Task brief: Identify every line containing the word "majetok" and reproduce each one.

Material to process:

_____

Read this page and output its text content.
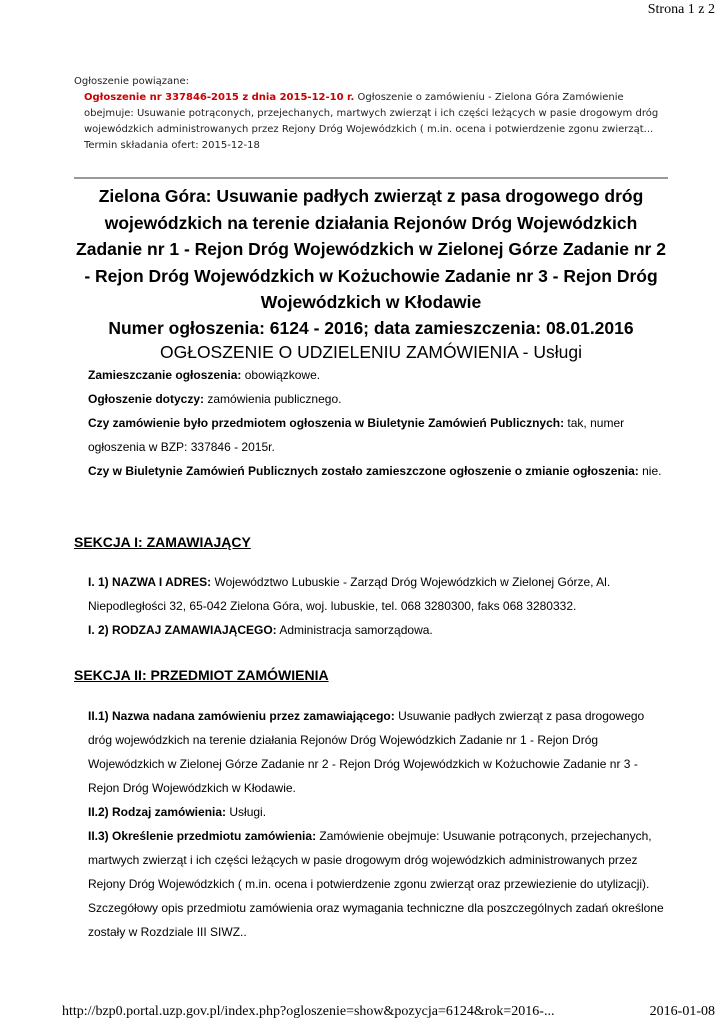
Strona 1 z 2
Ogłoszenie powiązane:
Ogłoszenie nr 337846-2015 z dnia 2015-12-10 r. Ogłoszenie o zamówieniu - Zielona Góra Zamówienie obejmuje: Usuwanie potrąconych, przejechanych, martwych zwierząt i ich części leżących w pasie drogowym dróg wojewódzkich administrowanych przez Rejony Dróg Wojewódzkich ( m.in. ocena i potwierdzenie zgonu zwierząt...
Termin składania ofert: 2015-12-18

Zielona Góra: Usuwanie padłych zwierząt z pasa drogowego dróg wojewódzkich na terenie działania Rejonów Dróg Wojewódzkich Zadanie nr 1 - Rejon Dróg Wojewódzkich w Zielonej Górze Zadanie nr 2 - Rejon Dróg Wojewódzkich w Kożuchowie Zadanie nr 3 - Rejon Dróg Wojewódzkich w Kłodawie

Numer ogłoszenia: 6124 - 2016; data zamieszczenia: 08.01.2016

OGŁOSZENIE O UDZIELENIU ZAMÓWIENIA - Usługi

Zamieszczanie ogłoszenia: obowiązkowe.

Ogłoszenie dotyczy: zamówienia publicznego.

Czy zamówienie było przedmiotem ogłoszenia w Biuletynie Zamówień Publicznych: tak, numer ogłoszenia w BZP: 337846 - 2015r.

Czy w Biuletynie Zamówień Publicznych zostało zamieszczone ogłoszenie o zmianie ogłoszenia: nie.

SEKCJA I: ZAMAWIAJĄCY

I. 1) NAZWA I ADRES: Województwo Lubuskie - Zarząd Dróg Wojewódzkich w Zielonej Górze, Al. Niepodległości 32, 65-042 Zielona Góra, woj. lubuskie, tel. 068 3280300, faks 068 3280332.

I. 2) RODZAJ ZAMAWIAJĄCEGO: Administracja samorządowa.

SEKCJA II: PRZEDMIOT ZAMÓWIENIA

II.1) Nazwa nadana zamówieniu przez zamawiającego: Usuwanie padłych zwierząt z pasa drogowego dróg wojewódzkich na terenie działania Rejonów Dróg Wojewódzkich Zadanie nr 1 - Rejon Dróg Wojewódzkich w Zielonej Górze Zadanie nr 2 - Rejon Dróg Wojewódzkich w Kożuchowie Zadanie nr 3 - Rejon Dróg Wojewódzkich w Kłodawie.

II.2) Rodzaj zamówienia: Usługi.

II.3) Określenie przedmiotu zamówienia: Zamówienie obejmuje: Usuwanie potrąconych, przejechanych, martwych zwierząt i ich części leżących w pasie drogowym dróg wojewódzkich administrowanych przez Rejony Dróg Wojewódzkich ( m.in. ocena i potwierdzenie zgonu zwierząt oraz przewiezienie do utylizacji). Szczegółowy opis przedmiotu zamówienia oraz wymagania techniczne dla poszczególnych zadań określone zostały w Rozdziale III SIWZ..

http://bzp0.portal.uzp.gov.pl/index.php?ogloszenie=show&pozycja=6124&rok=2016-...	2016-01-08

_____

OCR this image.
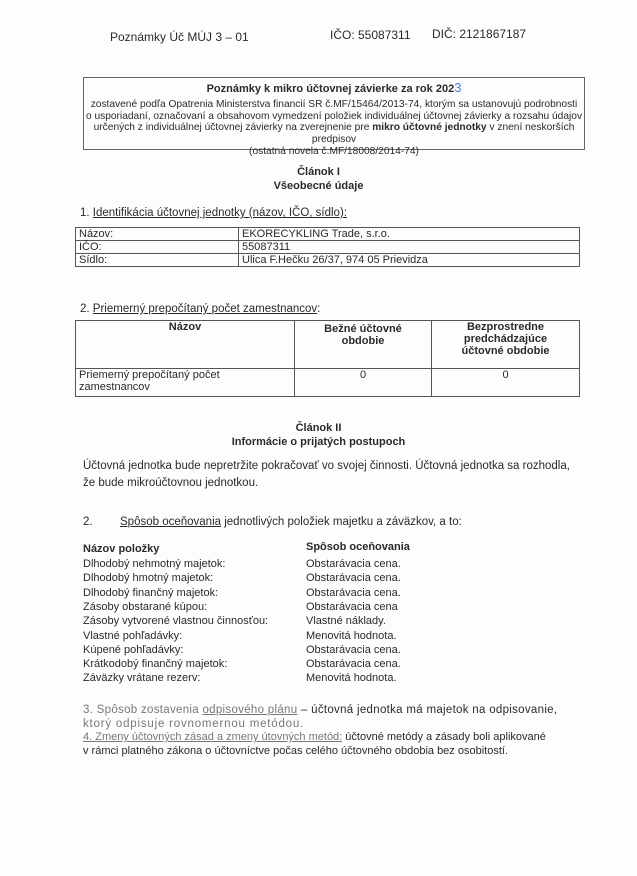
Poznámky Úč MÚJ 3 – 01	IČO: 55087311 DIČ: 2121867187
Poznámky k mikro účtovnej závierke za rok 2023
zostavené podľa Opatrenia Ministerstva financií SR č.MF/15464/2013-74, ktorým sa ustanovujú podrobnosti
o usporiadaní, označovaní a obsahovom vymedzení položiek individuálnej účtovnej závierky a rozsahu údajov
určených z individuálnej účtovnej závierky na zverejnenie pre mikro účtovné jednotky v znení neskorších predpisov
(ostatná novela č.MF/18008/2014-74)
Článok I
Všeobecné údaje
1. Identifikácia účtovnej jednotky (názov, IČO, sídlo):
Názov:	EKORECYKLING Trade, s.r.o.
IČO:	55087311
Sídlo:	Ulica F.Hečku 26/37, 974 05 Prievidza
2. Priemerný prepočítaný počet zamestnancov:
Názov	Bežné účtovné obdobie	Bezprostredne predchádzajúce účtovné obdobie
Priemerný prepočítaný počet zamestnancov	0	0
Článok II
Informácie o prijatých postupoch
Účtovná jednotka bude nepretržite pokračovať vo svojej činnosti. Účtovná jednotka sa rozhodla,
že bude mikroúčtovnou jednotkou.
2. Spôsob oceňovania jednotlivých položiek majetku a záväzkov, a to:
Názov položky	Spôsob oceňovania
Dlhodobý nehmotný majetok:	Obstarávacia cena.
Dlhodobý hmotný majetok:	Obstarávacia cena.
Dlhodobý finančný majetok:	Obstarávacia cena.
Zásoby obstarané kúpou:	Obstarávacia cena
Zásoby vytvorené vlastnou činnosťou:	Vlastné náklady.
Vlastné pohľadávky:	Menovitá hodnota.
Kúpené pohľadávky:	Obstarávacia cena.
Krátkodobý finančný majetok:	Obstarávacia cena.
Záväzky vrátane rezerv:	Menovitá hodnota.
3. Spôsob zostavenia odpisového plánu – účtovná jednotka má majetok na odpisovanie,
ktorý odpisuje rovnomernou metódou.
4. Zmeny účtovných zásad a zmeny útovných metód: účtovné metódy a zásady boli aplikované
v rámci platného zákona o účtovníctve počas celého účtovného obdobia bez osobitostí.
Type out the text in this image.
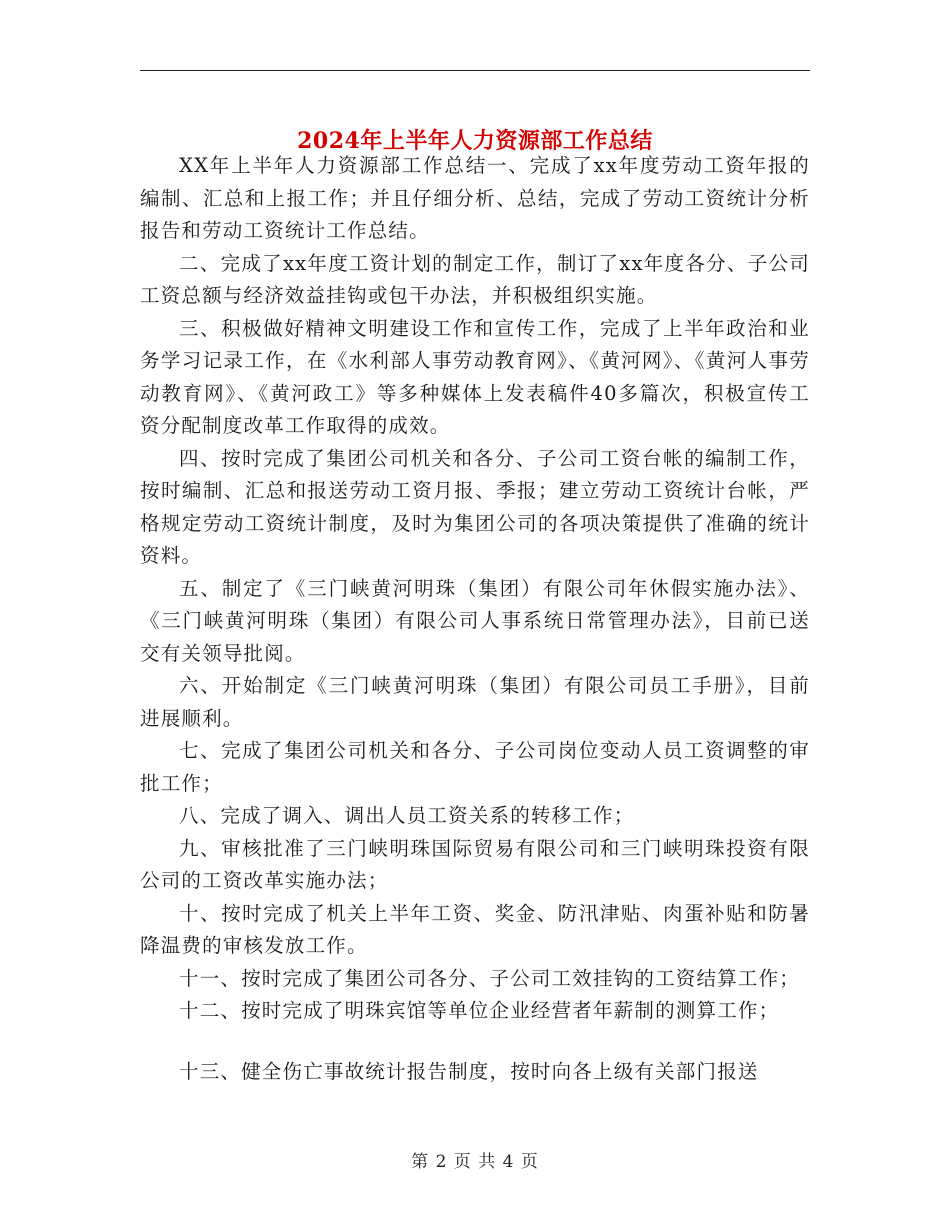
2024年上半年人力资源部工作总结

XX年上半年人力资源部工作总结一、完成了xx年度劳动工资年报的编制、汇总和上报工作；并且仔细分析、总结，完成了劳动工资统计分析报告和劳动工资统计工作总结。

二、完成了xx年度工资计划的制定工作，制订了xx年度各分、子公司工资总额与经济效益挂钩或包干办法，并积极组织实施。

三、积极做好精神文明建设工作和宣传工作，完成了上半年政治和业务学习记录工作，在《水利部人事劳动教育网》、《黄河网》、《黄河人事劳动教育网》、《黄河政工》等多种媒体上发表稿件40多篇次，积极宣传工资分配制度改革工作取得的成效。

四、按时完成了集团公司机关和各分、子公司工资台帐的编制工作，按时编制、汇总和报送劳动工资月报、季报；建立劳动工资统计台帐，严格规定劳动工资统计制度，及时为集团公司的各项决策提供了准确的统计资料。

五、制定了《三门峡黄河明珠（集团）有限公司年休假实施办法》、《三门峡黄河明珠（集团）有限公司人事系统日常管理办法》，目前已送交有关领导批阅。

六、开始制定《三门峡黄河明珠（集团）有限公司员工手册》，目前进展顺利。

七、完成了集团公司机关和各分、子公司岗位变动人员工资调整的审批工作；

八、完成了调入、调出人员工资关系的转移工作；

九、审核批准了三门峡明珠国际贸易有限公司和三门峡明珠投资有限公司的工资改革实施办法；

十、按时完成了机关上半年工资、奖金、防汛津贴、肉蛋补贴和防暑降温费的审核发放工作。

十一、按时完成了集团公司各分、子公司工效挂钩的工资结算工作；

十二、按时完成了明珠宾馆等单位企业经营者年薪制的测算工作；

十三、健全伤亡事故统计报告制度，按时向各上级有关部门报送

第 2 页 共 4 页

_____

Written solution:
Dlhodobý nehmotný majetok:	Obstarávacia cena.
Dlhodobý hmotný majetok:	Obstarávacia cena.
Dlhodobý finančný majetok:	Obstarávacia cena.
Krátkodobý finančný majetok:	Obstarávacia cena.
3. Spôsob zostavenia odpisového plánu – účtovná jednotka má majetok na odpisovanie,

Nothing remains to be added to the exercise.